>> BEGIN Extracted material
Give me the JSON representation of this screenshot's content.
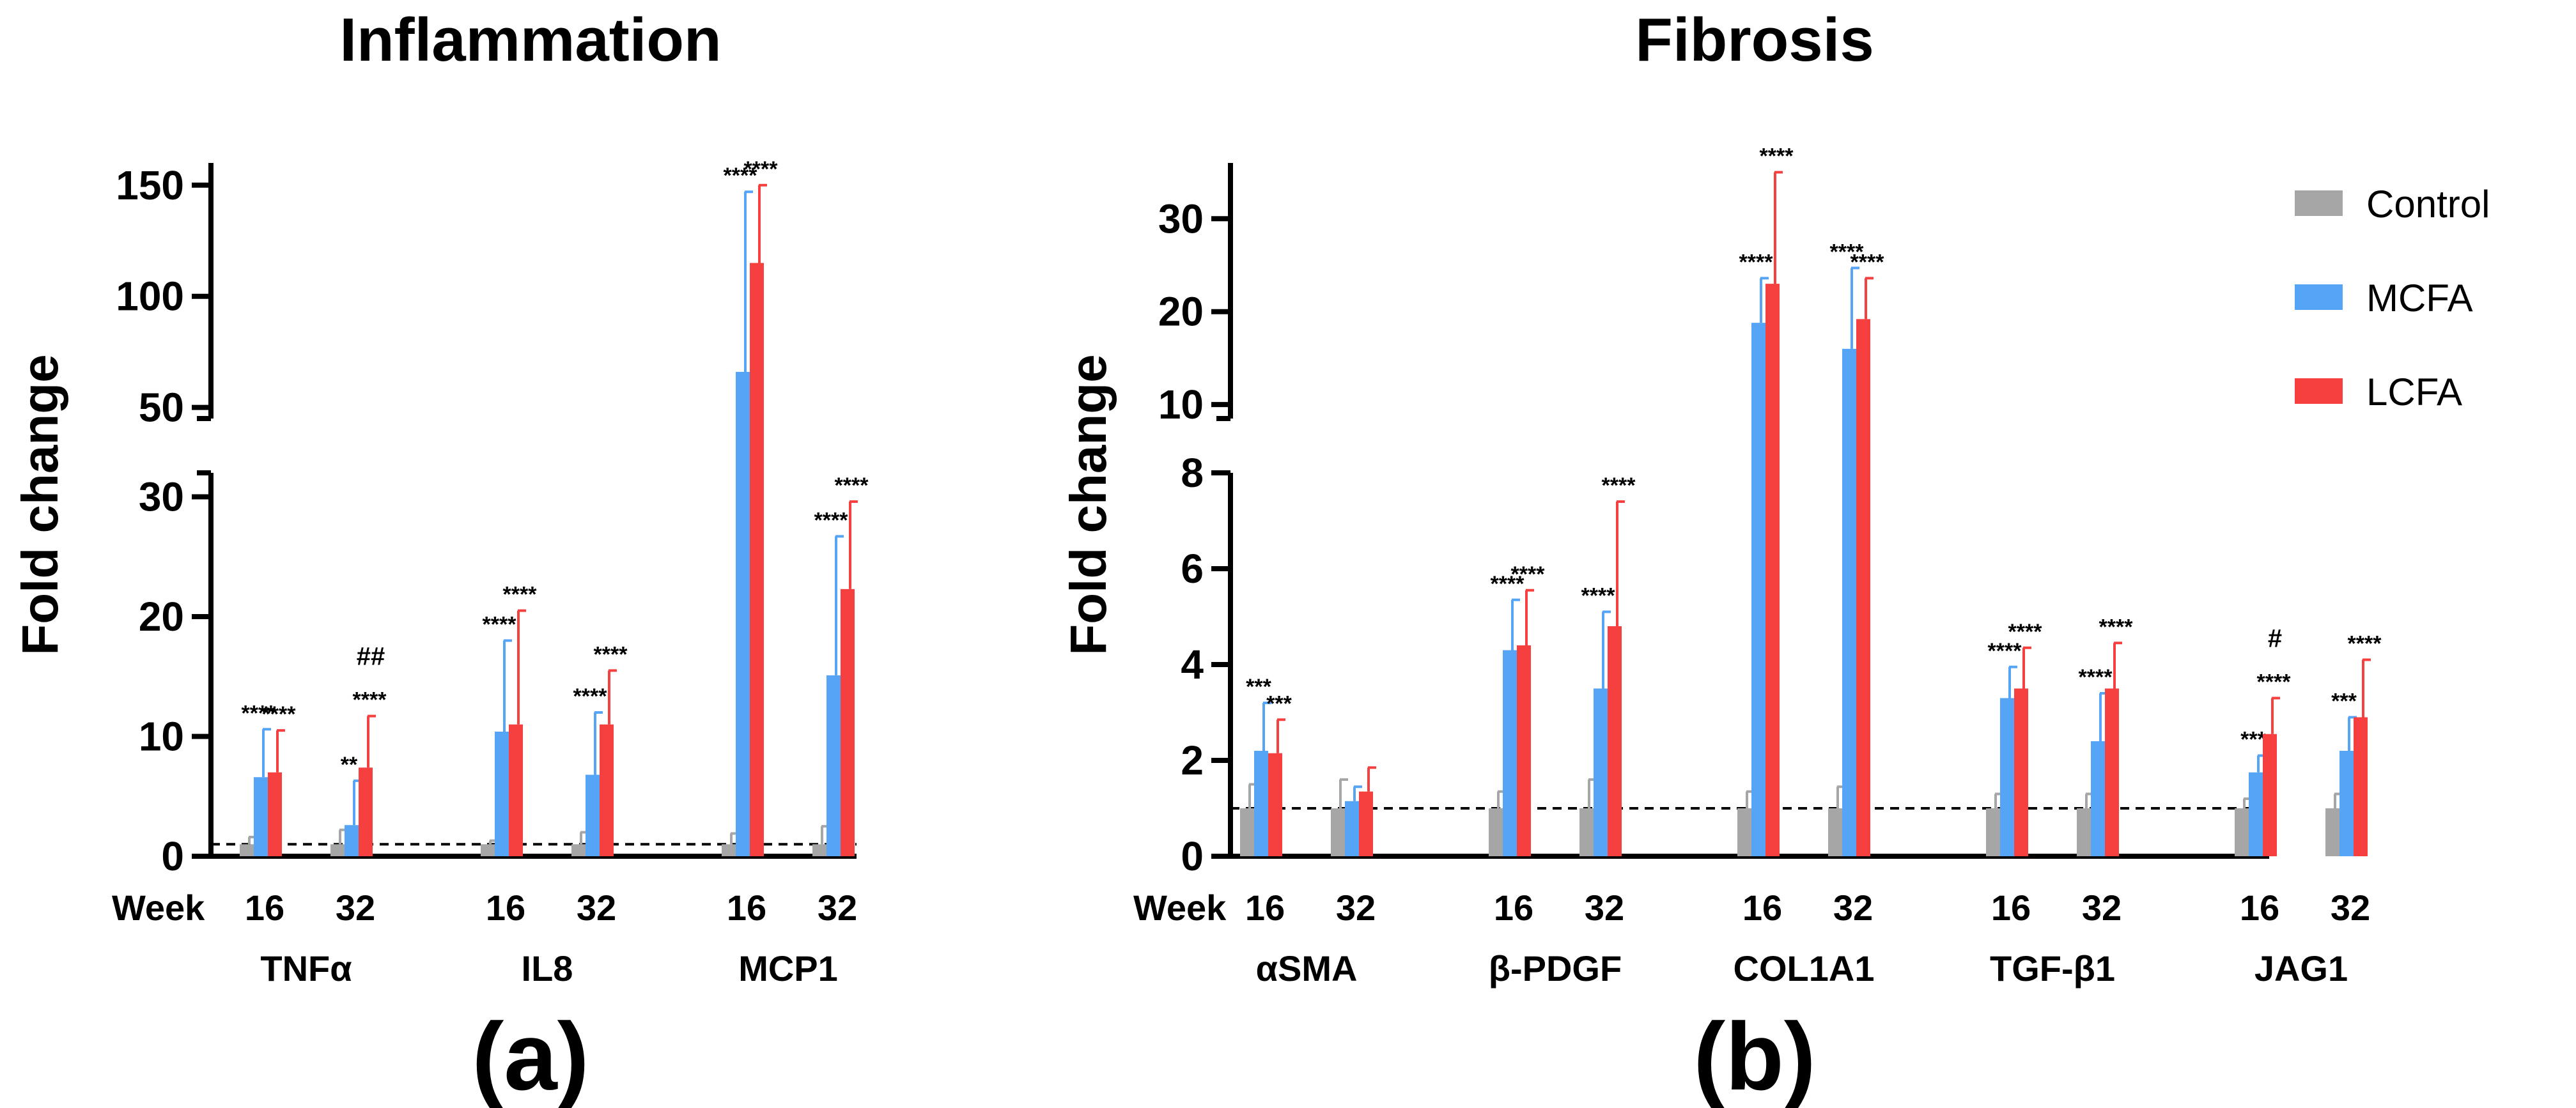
{
  "chart_data": [
    {
      "type": "bar",
      "title": "Inflammation",
      "panel_label": "(a)",
      "ylabel": "Fold change",
      "week_label": "Week",
      "broken_axis": {
        "lower": {
          "range": [
            0,
            32
          ],
          "ticks": [
            0,
            10,
            20,
            30
          ]
        },
        "upper": {
          "range": [
            45,
            160
          ],
          "ticks": [
            50,
            100,
            150
          ]
        }
      },
      "reference_line": 1,
      "series_names": [
        "Control",
        "MCFA",
        "LCFA"
      ],
      "groups": [
        {
          "gene": "TNFα",
          "timepoints": [
            {
              "week": "16",
              "bars": [
                {
                  "value": 1.0,
                  "error": 0.6
                },
                {
                  "value": 6.6,
                  "error": 4.0,
                  "label": "****"
                },
                {
                  "value": 7.0,
                  "error": 3.5,
                  "label": "****"
                }
              ]
            },
            {
              "week": "32",
              "bars": [
                {
                  "value": 1.0,
                  "error": 1.2
                },
                {
                  "value": 2.6,
                  "error": 3.7,
                  "label": "**"
                },
                {
                  "value": 7.4,
                  "error": 4.3,
                  "label": "****",
                  "label2": "##"
                }
              ]
            }
          ]
        },
        {
          "gene": "IL8",
          "timepoints": [
            {
              "week": "16",
              "bars": [
                {
                  "value": 1.0,
                  "error": 0.3
                },
                {
                  "value": 10.4,
                  "error": 7.6,
                  "label": "****"
                },
                {
                  "value": 11.0,
                  "error": 9.5,
                  "label": "****"
                }
              ]
            },
            {
              "week": "32",
              "bars": [
                {
                  "value": 1.0,
                  "error": 1.0
                },
                {
                  "value": 6.8,
                  "error": 5.2,
                  "label": "****"
                },
                {
                  "value": 11.0,
                  "error": 4.5,
                  "label": "****"
                }
              ]
            }
          ]
        },
        {
          "gene": "MCP1",
          "timepoints": [
            {
              "week": "16",
              "bars": [
                {
                  "value": 1.0,
                  "error": 0.9
                },
                {
                  "value": 66,
                  "error": 81,
                  "label": "****"
                },
                {
                  "value": 115,
                  "error": 35,
                  "label": "****"
                }
              ]
            },
            {
              "week": "32",
              "bars": [
                {
                  "value": 1.0,
                  "error": 1.5
                },
                {
                  "value": 15.1,
                  "error": 11.6,
                  "label": "****"
                },
                {
                  "value": 22.3,
                  "error": 7.3,
                  "label": "****"
                }
              ]
            }
          ]
        }
      ]
    },
    {
      "type": "bar",
      "title": "Fibrosis",
      "panel_label": "(b)",
      "ylabel": "Fold change",
      "week_label": "Week",
      "broken_axis": {
        "lower": {
          "range": [
            0,
            8
          ],
          "ticks": [
            0,
            2,
            4,
            6,
            8
          ]
        },
        "upper": {
          "range": [
            8.5,
            36
          ],
          "ticks": [
            10,
            20,
            30
          ]
        }
      },
      "reference_line": 1,
      "series_names": [
        "Control",
        "MCFA",
        "LCFA"
      ],
      "groups": [
        {
          "gene": "αSMA",
          "timepoints": [
            {
              "week": "16",
              "bars": [
                {
                  "value": 1.0,
                  "error": 0.5
                },
                {
                  "value": 2.2,
                  "error": 1.0,
                  "label": "***"
                },
                {
                  "value": 2.15,
                  "error": 0.7,
                  "label": "***"
                }
              ]
            },
            {
              "week": "32",
              "bars": [
                {
                  "value": 1.0,
                  "error": 0.6
                },
                {
                  "value": 1.15,
                  "error": 0.3
                },
                {
                  "value": 1.35,
                  "error": 0.5
                }
              ]
            }
          ]
        },
        {
          "gene": "β-PDGF",
          "timepoints": [
            {
              "week": "16",
              "bars": [
                {
                  "value": 1.0,
                  "error": 0.35
                },
                {
                  "value": 4.3,
                  "error": 1.05,
                  "label": "****"
                },
                {
                  "value": 4.4,
                  "error": 1.15,
                  "label": "****"
                }
              ]
            },
            {
              "week": "32",
              "bars": [
                {
                  "value": 1.0,
                  "error": 0.6
                },
                {
                  "value": 3.5,
                  "error": 1.6,
                  "label": "****"
                },
                {
                  "value": 4.8,
                  "error": 2.6,
                  "label": "****"
                }
              ]
            }
          ]
        },
        {
          "gene": "COL1A1",
          "timepoints": [
            {
              "week": "16",
              "bars": [
                {
                  "value": 1.0,
                  "error": 0.35
                },
                {
                  "value": 18.8,
                  "error": 4.8,
                  "label": "****"
                },
                {
                  "value": 23.0,
                  "error": 12.0,
                  "label": "****"
                }
              ]
            },
            {
              "week": "32",
              "bars": [
                {
                  "value": 1.0,
                  "error": 0.45
                },
                {
                  "value": 16.0,
                  "error": 8.7,
                  "label": "****"
                },
                {
                  "value": 19.2,
                  "error": 4.4,
                  "label": "****"
                }
              ]
            }
          ]
        },
        {
          "gene": "TGF-β1",
          "timepoints": [
            {
              "week": "16",
              "bars": [
                {
                  "value": 1.0,
                  "error": 0.3
                },
                {
                  "value": 3.3,
                  "error": 0.65,
                  "label": "****"
                },
                {
                  "value": 3.5,
                  "error": 0.85,
                  "label": "****"
                }
              ]
            },
            {
              "week": "32",
              "bars": [
                {
                  "value": 1.0,
                  "error": 0.3
                },
                {
                  "value": 2.4,
                  "error": 1.0,
                  "label": "****"
                },
                {
                  "value": 3.5,
                  "error": 0.95,
                  "label": "****"
                }
              ]
            }
          ]
        },
        {
          "gene": "JAG1",
          "timepoints": [
            {
              "week": "16",
              "bars": [
                {
                  "value": 1.0,
                  "error": 0.2
                },
                {
                  "value": 1.75,
                  "error": 0.35,
                  "label": "***"
                },
                {
                  "value": 2.55,
                  "error": 0.75,
                  "label": "****",
                  "label2": "#"
                }
              ]
            },
            {
              "week": "32",
              "bars": [
                {
                  "value": 1.0,
                  "error": 0.3
                },
                {
                  "value": 2.2,
                  "error": 0.7,
                  "label": "***"
                },
                {
                  "value": 2.9,
                  "error": 1.2,
                  "label": "****"
                }
              ]
            }
          ]
        }
      ]
    }
  ],
  "legend": {
    "items": [
      {
        "label": "Control",
        "color": "#a6a6a6"
      },
      {
        "label": "MCFA",
        "color": "#56a4f5"
      },
      {
        "label": "LCFA",
        "color": "#f5403f"
      }
    ]
  }
}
>> END Extracted material
Objective » All of the material above needs to be restated exactly, with no pictures.

Task response »
Give me the JSON representation of this screenshot's content.
{
  "chart_data": [
    {
      "type": "bar",
      "title": "Inflammation",
      "panel_label": "(a)",
      "ylabel": "Fold change",
      "week_label": "Week",
      "broken_axis": {
        "lower": {
          "range": [
            0,
            32
          ],
          "ticks": [
            0,
            10,
            20,
            30
          ]
        },
        "upper": {
          "range": [
            45,
            160
          ],
          "ticks": [
            50,
            100,
            150
          ]
        }
      },
      "reference_line": 1,
      "series_names": [
        "Control",
        "MCFA",
        "LCFA"
      ],
      "groups": [
        {
          "gene": "TNFα",
          "timepoints": [
            {
              "week": "16",
              "bars": [
                {
                  "value": 1.0,
                  "error": 0.6
                },
                {
                  "value": 6.6,
                  "error": 4.0,
                  "label": "****"
                },
                {
                  "value": 7.0,
                  "error": 3.5,
                  "label": "****"
                }
              ]
            },
            {
              "week": "32",
              "bars": [
                {
                  "value": 1.0,
                  "error": 1.2
                },
                {
                  "value": 2.6,
                  "error": 3.7,
                  "label": "**"
                },
                {
                  "value": 7.4,
                  "error": 4.3,
                  "label": "****",
                  "label2": "##"
                }
              ]
            }
          ]
        },
        {
          "gene": "IL8",
          "timepoints": [
            {
              "week": "16",
              "bars": [
                {
                  "value": 1.0,
                  "error": 0.3
                },
                {
                  "value": 10.4,
                  "error": 7.6,
                  "label": "****"
                },
                {
                  "value": 11.0,
                  "error": 9.5,
                  "label": "****"
                }
              ]
            },
            {
              "week": "32",
              "bars": [
                {
                  "value": 1.0,
                  "error": 1.0
                },
                {
                  "value": 6.8,
                  "error": 5.2,
                  "label": "****"
                },
                {
                  "value": 11.0,
                  "error": 4.5,
                  "label": "****"
                }
              ]
            }
          ]
        },
        {
          "gene": "MCP1",
          "timepoints": [
            {
              "week": "16",
              "bars": [
                {
                  "value": 1.0,
                  "error": 0.9
                },
                {
                  "value": 66,
                  "error": 81,
                  "label": "****"
                },
                {
                  "value": 115,
                  "error": 35,
                  "label": "****"
                }
              ]
            },
            {
              "week": "32",
              "bars": [
                {
                  "value": 1.0,
                  "error": 1.5
                },
                {
                  "value": 15.1,
                  "error": 11.6,
                  "label": "****"
                },
                {
                  "value": 22.3,
                  "error": 7.3,
                  "label": "****"
                }
              ]
            }
          ]
        }
      ]
    },
    {
      "type": "bar",
      "title": "Fibrosis",
      "panel_label": "(b)",
      "ylabel": "Fold change",
      "week_label": "Week",
      "broken_axis": {
        "lower": {
          "range": [
            0,
            8
          ],
          "ticks": [
            0,
            2,
            4,
            6,
            8
          ]
        },
        "upper": {
          "range": [
            8.5,
            36
          ],
          "ticks": [
            10,
            20,
            30
          ]
        }
      },
      "reference_line": 1,
      "series_names": [
        "Control",
        "MCFA",
        "LCFA"
      ],
      "groups": [
        {
          "gene": "αSMA",
          "timepoints": [
            {
              "week": "16",
              "bars": [
                {
                  "value": 1.0,
                  "error": 0.5
                },
                {
                  "value": 2.2,
                  "error": 1.0,
                  "label": "***"
                },
                {
                  "value": 2.15,
                  "error": 0.7,
                  "label": "***"
                }
              ]
            },
            {
              "week": "32",
              "bars": [
                {
                  "value": 1.0,
                  "error": 0.6
                },
                {
                  "value": 1.15,
                  "error": 0.3
                },
                {
                  "value": 1.35,
                  "error": 0.5
                }
              ]
            }
          ]
        },
        {
          "gene": "β-PDGF",
          "timepoints": [
            {
              "week": "16",
              "bars": [
                {
                  "value": 1.0,
                  "error": 0.35
                },
                {
                  "value": 4.3,
                  "error": 1.05,
                  "label": "****"
                },
                {
                  "value": 4.4,
                  "error": 1.15,
                  "label": "****"
                }
              ]
            },
            {
              "week": "32",
              "bars": [
                {
                  "value": 1.0,
                  "error": 0.6
                },
                {
                  "value": 3.5,
                  "error": 1.6,
                  "label": "****"
                },
                {
                  "value": 4.8,
                  "error": 2.6,
                  "label": "****"
                }
              ]
            }
          ]
        },
        {
          "gene": "COL1A1",
          "timepoints": [
            {
              "week": "16",
              "bars": [
                {
                  "value": 1.0,
                  "error": 0.35
                },
                {
                  "value": 18.8,
                  "error": 4.8,
                  "label": "****"
                },
                {
                  "value": 23.0,
                  "error": 12.0,
                  "label": "****"
                }
              ]
            },
            {
              "week": "32",
              "bars": [
                {
                  "value": 1.0,
                  "error": 0.45
                },
                {
                  "value": 16.0,
                  "error": 8.7,
                  "label": "****"
                },
                {
                  "value": 19.2,
                  "error": 4.4,
                  "label": "****"
                }
              ]
            }
          ]
        },
        {
          "gene": "TGF-β1",
          "timepoints": [
            {
              "week": "16",
              "bars": [
                {
                  "value": 1.0,
                  "error": 0.3
                },
                {
                  "value": 3.3,
                  "error": 0.65,
                  "label": "****"
                },
                {
                  "value": 3.5,
                  "error": 0.85,
                  "label": "****"
                }
              ]
            },
            {
              "week": "32",
              "bars": [
                {
                  "value": 1.0,
                  "error": 0.3
                },
                {
                  "value": 2.4,
                  "error": 1.0,
                  "label": "****"
                },
                {
                  "value": 3.5,
                  "error": 0.95,
                  "label": "****"
                }
              ]
            }
          ]
        },
        {
          "gene": "JAG1",
          "timepoints": [
            {
              "week": "16",
              "bars": [
                {
                  "value": 1.0,
                  "error": 0.2
                },
                {
                  "value": 1.75,
                  "error": 0.35,
                  "label": "***"
                },
                {
                  "value": 2.55,
                  "error": 0.75,
                  "label": "****",
                  "label2": "#"
                }
              ]
            },
            {
              "week": "32",
              "bars": [
                {
                  "value": 1.0,
                  "error": 0.3
                },
                {
                  "value": 2.2,
                  "error": 0.7,
                  "label": "***"
                },
                {
                  "value": 2.9,
                  "error": 1.2,
                  "label": "****"
                }
              ]
            }
          ]
        }
      ]
    }
  ],
  "legend": {
    "items": [
      {
        "label": "Control",
        "color": "#a6a6a6"
      },
      {
        "label": "MCFA",
        "color": "#56a4f5"
      },
      {
        "label": "LCFA",
        "color": "#f5403f"
      }
    ]
  }
}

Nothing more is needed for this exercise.